Set exercise:
Retype the material starting at the line containing "Segment this screenshot: for" and ending at the line containing "nav-mail[interactable]: 메일 (185, 165, 208, 184)", and omit the pictures from your answer.

Given information:

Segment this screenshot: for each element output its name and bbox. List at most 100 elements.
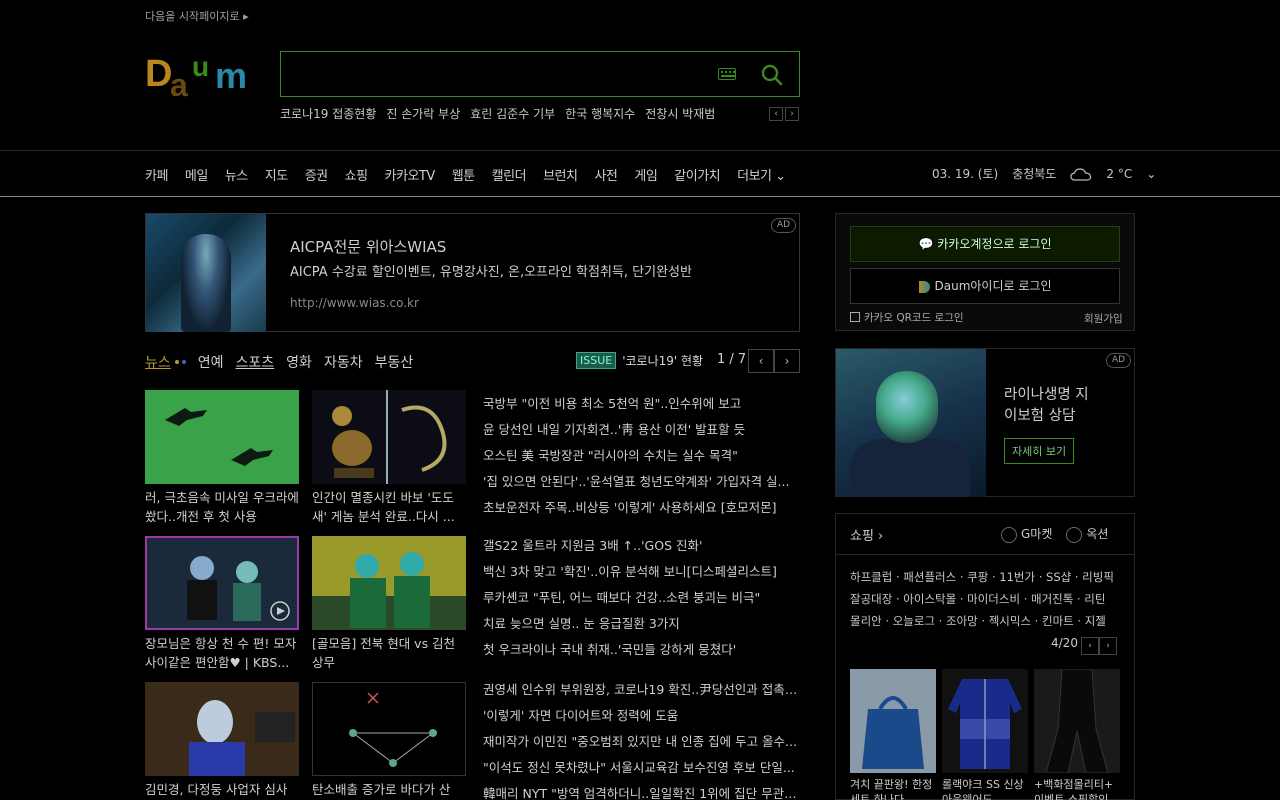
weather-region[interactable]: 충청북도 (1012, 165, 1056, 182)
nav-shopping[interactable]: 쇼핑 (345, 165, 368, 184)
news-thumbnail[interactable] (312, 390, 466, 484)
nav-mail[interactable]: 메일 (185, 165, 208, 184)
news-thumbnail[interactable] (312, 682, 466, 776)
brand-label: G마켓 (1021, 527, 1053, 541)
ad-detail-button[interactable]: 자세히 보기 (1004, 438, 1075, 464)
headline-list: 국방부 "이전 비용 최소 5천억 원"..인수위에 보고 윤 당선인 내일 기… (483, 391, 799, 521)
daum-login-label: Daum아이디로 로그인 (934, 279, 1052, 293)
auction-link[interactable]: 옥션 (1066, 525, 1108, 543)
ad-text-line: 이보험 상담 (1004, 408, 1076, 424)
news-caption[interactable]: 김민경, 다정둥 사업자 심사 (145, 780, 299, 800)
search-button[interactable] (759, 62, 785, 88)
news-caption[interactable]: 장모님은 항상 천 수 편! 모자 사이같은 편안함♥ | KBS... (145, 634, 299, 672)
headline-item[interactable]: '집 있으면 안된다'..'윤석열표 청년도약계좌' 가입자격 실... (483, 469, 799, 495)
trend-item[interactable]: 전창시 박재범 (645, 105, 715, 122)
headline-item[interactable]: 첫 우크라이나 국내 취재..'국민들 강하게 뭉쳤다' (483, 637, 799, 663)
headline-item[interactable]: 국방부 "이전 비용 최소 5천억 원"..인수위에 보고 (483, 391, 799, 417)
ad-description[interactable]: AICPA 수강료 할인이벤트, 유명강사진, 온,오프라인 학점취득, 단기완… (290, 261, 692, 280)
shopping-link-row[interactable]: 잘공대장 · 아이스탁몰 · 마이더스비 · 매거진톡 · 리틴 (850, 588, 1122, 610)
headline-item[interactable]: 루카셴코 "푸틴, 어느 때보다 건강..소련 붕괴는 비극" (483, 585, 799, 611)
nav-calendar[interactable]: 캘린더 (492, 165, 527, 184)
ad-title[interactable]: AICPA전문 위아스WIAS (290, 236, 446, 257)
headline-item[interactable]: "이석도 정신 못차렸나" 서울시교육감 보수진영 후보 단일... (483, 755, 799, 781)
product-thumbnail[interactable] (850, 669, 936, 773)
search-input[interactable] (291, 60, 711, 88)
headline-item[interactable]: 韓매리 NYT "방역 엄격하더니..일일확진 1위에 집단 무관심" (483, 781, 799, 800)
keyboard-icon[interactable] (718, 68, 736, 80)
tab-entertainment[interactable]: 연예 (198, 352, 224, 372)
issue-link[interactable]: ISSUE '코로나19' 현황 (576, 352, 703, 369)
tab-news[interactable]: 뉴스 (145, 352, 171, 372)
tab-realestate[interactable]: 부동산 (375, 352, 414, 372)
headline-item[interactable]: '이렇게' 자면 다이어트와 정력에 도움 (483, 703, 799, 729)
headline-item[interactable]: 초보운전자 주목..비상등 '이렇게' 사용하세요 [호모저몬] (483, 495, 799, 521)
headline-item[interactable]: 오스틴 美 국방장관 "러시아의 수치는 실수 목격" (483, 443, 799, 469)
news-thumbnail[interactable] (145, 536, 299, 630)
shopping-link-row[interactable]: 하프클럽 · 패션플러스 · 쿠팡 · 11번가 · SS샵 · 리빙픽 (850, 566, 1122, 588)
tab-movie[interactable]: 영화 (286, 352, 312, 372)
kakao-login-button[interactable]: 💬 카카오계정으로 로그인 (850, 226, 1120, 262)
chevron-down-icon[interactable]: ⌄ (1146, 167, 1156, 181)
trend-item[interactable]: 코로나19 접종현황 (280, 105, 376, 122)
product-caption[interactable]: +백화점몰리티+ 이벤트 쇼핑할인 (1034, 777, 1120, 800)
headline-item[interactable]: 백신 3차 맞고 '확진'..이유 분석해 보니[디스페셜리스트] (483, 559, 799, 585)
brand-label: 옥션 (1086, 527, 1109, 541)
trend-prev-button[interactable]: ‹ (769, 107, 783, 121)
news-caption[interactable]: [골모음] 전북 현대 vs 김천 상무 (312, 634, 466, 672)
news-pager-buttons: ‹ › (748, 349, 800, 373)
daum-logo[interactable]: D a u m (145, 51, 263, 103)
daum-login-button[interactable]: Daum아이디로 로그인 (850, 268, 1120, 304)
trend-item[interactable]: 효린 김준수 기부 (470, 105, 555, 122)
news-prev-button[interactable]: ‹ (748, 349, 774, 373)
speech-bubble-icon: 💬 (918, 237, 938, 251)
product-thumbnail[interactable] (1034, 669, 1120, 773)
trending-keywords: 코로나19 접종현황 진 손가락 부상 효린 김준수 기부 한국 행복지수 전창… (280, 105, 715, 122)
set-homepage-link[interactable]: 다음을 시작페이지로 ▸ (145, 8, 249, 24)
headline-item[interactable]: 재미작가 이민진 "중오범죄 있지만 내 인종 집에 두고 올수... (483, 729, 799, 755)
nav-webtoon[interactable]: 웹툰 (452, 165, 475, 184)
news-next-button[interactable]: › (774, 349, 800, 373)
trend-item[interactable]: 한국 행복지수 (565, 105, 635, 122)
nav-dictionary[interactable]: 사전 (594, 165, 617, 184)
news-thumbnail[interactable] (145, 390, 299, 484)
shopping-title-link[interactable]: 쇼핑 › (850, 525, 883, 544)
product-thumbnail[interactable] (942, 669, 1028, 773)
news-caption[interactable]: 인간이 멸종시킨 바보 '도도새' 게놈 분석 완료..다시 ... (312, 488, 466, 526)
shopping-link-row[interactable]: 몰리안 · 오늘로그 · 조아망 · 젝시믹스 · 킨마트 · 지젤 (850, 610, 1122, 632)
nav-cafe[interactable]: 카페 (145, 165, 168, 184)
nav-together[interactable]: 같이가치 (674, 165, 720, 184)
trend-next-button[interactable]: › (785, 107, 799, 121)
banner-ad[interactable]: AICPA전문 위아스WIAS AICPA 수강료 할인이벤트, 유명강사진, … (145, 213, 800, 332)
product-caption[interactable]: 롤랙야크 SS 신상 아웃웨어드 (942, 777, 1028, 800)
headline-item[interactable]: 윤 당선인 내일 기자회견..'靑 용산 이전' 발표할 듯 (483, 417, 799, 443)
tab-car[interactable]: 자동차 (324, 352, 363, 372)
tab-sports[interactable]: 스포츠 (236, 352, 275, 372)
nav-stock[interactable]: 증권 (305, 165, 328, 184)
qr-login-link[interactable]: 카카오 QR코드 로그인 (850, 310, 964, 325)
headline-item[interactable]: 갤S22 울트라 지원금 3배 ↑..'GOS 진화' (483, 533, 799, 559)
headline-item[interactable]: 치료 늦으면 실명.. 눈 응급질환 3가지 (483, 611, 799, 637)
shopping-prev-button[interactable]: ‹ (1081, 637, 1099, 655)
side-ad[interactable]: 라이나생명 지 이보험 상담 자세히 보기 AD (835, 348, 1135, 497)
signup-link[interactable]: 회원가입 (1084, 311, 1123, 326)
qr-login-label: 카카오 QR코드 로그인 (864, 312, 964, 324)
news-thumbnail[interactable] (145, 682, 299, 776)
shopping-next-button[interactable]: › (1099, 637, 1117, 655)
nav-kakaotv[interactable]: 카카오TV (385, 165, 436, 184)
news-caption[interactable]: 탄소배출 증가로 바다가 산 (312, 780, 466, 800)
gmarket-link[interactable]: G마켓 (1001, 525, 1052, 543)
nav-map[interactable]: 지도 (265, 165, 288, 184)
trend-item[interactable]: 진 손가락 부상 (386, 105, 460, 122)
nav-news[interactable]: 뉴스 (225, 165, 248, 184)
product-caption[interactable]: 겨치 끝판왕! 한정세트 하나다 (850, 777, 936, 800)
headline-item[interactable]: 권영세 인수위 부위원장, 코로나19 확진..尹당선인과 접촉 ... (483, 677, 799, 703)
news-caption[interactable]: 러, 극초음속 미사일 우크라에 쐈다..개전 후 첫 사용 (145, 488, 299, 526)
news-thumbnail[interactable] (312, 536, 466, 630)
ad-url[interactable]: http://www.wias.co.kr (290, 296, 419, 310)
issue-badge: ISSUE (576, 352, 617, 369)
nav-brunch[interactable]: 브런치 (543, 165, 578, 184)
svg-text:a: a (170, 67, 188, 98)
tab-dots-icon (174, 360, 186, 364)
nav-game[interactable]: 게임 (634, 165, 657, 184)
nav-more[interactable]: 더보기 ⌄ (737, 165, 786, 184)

--

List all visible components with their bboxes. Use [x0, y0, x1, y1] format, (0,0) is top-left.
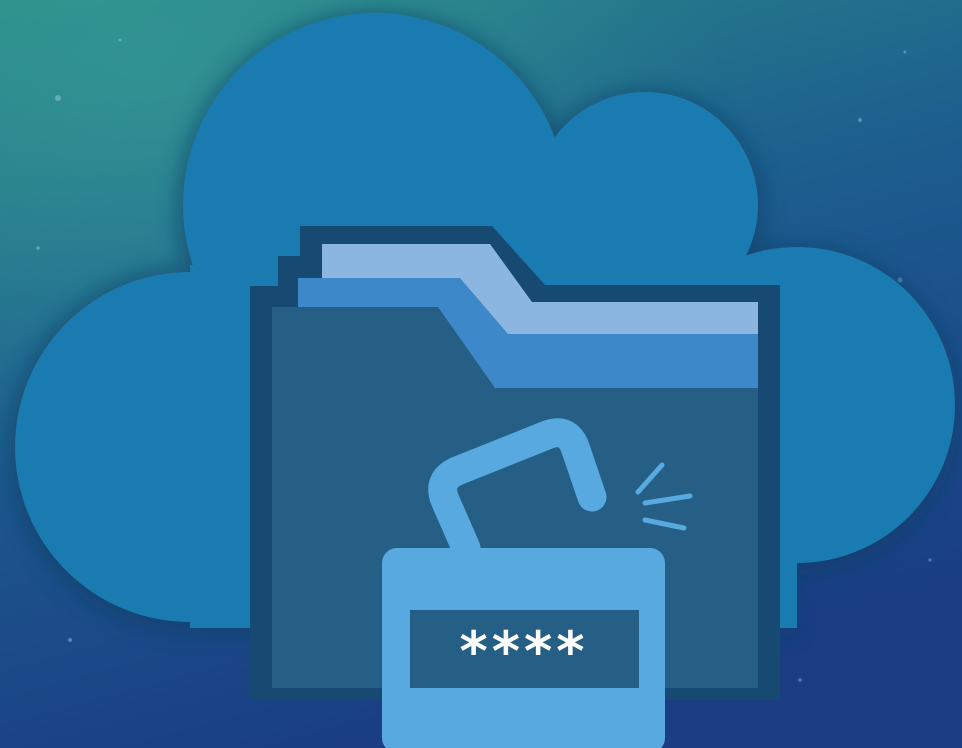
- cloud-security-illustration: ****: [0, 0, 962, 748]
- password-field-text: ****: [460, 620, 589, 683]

Problem solution:
Segment this screenshot: for each element output its name and bbox. List at most 100 elements.
weather-region[interactable]: 충청북도 (1012, 165, 1056, 182)
nav-shopping[interactable]: 쇼핑 (345, 165, 368, 184)
news-thumbnail[interactable] (312, 390, 466, 484)
nav-mail[interactable]: 메일 (185, 165, 208, 184)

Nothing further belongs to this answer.